■ Aim: Copy all lines below exactly as written. Leave pictures out.

═══ Material to process ═══

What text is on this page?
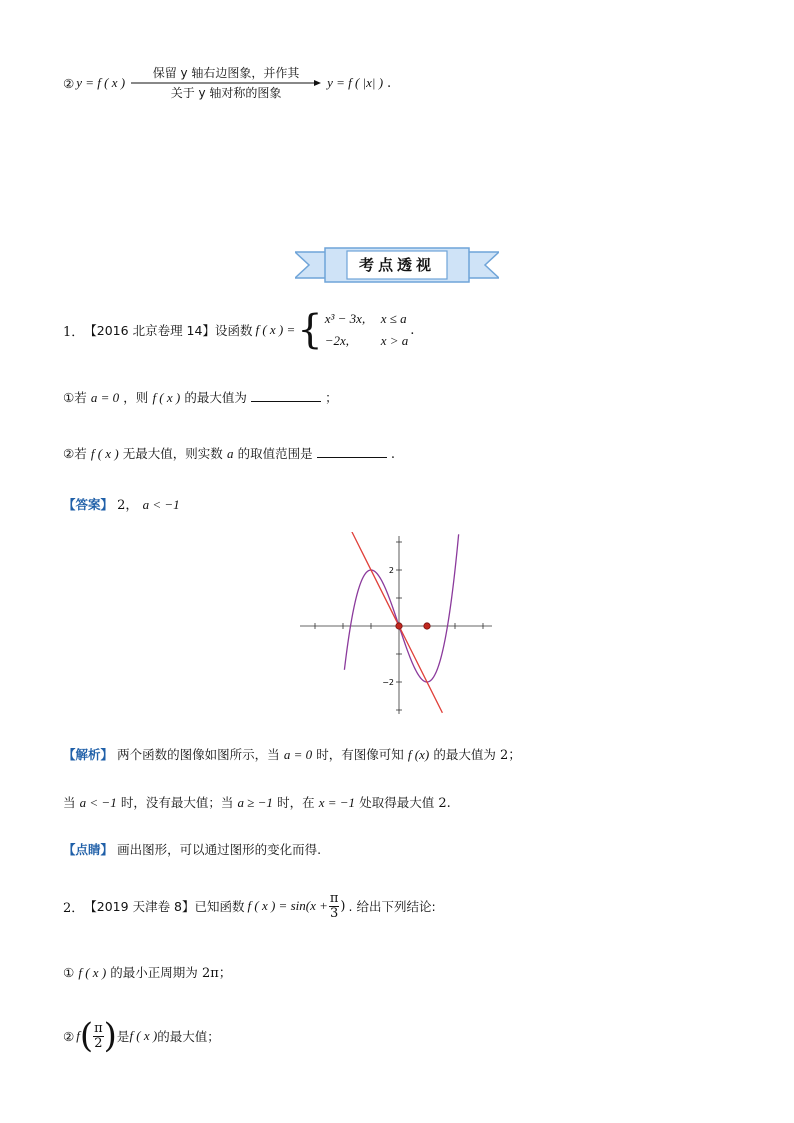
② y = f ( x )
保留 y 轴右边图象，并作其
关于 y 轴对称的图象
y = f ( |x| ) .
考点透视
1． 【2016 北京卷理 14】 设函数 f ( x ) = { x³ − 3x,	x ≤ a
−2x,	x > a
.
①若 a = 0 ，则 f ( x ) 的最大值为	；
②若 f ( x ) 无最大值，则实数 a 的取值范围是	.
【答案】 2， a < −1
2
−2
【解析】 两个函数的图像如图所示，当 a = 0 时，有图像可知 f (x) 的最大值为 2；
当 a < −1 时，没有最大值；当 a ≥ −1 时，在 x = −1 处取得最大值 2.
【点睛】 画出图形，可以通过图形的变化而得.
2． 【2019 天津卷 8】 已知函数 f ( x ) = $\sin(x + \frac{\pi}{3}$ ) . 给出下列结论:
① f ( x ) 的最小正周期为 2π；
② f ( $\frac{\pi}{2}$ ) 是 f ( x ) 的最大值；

═══

■ Worked answer:
What text is on this page?
② y = f ( x )
保留 y 轴右边图象，并作其
关于 y 轴对称的图象
y = f ( |x| ) .
考点透视
1． 【2016 北京卷理 14】 设函数 f ( x ) = { x³ − 3x,	x ≤ a
−2x,	x > a
.
①若 a = 0 ，则 f ( x ) 的最大值为	；
②若 f ( x ) 无最大值，则实数 a 的取值范围是	.
【答案】 2， a < −1
2
−2
【解析】 两个函数的图像如图所示，当 a = 0 时，有图像可知 f (x) 的最大值为 2；
当 a < −1 时，没有最大值；当 a ≥ −1 时，在 x = −1 处取得最大值 2.
【点睛】 画出图形，可以通过图形的变化而得.
2． 【2019 天津卷 8】 已知函数 f ( x ) = $\sin(x + \frac{\pi}{3}$ ) . 给出下列结论:
① f ( x ) 的最小正周期为 2π；
② f ( $\frac{\pi}{2}$ ) 是 f ( x ) 的最大值；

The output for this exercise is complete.